(Problem requirements): From the entries, copy every line that carries the string "zijn".

(Transcribed document page entries):
──────────────────────────────

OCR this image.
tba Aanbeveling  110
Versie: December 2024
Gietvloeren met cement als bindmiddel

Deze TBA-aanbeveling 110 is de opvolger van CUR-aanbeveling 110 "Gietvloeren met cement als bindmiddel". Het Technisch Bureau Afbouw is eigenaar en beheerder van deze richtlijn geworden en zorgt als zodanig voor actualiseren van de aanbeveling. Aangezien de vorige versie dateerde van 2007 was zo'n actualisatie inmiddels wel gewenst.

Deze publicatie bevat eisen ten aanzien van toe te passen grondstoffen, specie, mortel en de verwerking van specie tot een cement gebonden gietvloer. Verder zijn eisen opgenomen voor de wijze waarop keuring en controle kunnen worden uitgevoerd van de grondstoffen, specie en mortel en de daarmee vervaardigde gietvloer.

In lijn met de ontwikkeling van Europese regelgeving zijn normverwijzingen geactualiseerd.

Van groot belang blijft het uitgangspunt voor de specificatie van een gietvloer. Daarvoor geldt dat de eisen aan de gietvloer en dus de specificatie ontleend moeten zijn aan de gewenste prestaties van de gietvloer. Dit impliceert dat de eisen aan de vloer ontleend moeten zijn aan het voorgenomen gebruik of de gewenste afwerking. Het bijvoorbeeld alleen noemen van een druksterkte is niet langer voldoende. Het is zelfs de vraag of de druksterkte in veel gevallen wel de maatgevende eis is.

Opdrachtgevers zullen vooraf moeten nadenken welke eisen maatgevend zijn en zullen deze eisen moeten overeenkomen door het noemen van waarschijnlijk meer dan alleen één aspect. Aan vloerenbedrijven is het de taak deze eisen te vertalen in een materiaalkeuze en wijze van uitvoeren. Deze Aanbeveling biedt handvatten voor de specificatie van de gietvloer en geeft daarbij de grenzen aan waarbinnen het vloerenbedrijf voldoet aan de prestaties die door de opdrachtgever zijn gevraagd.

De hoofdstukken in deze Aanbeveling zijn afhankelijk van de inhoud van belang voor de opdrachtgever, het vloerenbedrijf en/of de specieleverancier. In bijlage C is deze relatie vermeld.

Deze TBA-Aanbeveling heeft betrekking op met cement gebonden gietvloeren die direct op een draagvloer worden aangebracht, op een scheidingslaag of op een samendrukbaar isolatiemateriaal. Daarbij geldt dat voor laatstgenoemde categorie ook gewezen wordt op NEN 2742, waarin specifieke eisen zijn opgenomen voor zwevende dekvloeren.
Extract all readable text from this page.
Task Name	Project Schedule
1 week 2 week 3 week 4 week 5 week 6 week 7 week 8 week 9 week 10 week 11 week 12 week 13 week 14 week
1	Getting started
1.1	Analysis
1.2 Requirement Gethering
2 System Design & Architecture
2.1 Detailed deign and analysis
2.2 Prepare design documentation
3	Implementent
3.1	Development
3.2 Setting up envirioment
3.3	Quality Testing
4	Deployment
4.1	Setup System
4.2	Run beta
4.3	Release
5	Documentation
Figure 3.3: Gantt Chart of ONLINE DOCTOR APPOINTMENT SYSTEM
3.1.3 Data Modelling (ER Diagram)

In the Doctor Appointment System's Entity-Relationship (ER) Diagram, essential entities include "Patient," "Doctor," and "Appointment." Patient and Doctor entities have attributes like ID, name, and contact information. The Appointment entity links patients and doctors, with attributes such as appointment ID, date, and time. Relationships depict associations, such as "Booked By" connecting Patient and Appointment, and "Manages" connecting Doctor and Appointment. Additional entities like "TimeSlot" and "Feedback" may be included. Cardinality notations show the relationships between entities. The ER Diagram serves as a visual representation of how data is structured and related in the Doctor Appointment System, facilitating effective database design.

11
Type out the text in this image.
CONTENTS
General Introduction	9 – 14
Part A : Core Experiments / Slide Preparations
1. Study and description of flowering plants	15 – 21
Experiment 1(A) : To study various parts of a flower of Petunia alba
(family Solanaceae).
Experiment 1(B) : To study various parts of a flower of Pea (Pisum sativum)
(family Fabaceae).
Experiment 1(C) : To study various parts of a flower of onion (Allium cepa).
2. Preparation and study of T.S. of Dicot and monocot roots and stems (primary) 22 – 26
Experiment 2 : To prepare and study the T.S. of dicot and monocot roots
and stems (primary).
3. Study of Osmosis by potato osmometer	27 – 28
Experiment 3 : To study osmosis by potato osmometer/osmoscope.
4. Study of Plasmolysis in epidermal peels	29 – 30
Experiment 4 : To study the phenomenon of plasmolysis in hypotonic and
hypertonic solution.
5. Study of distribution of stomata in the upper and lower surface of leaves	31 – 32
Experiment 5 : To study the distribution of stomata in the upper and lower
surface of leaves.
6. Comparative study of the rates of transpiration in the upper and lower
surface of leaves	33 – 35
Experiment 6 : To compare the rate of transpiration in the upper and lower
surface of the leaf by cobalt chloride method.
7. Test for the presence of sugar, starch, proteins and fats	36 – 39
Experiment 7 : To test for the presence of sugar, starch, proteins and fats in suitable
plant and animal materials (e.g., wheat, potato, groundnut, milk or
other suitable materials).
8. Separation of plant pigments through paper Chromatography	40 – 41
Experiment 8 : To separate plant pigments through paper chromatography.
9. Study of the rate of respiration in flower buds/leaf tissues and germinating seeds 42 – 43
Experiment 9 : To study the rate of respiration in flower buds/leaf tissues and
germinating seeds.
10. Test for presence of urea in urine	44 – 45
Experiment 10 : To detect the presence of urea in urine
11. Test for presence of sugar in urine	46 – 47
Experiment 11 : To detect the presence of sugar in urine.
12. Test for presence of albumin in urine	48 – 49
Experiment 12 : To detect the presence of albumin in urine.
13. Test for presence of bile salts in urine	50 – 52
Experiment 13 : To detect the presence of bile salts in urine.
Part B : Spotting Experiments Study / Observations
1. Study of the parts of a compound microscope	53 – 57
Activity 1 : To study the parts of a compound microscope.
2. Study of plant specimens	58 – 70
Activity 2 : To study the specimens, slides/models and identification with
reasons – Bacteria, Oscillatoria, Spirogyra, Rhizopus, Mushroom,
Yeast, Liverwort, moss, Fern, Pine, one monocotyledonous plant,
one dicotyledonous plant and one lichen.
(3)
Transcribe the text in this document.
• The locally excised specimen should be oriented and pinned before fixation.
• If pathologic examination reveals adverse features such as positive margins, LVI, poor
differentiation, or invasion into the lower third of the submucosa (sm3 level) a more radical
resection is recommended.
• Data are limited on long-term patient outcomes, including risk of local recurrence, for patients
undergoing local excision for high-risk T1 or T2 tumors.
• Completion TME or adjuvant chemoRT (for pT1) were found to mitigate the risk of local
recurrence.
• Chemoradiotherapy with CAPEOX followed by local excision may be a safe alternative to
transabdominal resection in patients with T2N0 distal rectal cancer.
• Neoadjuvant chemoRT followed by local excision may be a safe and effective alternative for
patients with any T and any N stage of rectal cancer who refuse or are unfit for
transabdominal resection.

──────────────────────────────

(Task result):
Deze publicatie bevat eisen ten aanzien van toe te passen grondstoffen, specie, mortel en de verwerking van specie tot een cement gebonden gietvloer. Verder zijn eisen opgenomen voor de wijze waarop keuring en controle kunnen worden uitgevoerd van de grondstoffen, specie en mortel en de daarmee vervaardigde gietvloer.
In lijn met de ontwikkeling van Europese regelgeving zijn normverwijzingen geactualiseerd.
Van groot belang blijft het uitgangspunt voor de specificatie van een gietvloer. Daarvoor geldt dat de eisen aan de gietvloer en dus de specificatie ontleend moeten zijn aan de gewenste prestaties van de gietvloer. Dit impliceert dat de eisen aan de vloer ontleend moeten zijn aan het voorgenomen gebruik of de gewenste afwerking. Het bijvoorbeeld alleen noemen van een druksterkte is niet langer voldoende. Het is zelfs de vraag of de druksterkte in veel gevallen wel de maatgevende eis is.
Opdrachtgevers zullen vooraf moeten nadenken welke eisen maatgevend zijn en zullen deze eisen moeten overeenkomen door het noemen van waarschijnlijk meer dan alleen één aspect. Aan vloerenbedrijven is het de taak deze eisen te vertalen in een materiaalkeuze en wijze van uitvoeren. Deze Aanbeveling biedt handvatten voor de specificatie van de gietvloer en geeft daarbij de grenzen aan waarbinnen het vloerenbedrijf voldoet aan de prestaties die door de opdrachtgever zijn gevraagd.
De hoofdstukken in deze Aanbeveling zijn afhankelijk van de inhoud van belang voor de opdrachtgever, het vloerenbedrijf en/of de specieleverancier. In bijlage C is deze relatie vermeld.
Deze TBA-Aanbeveling heeft betrekking op met cement gebonden gietvloeren die direct op een draagvloer worden aangebracht, op een scheidingslaag of op een samendrukbaar isolatiemateriaal. Daarbij geldt dat voor laatstgenoemde categorie ook gewezen wordt op NEN 2742, waarin specifieke eisen zijn opgenomen voor zwevende dekvloeren.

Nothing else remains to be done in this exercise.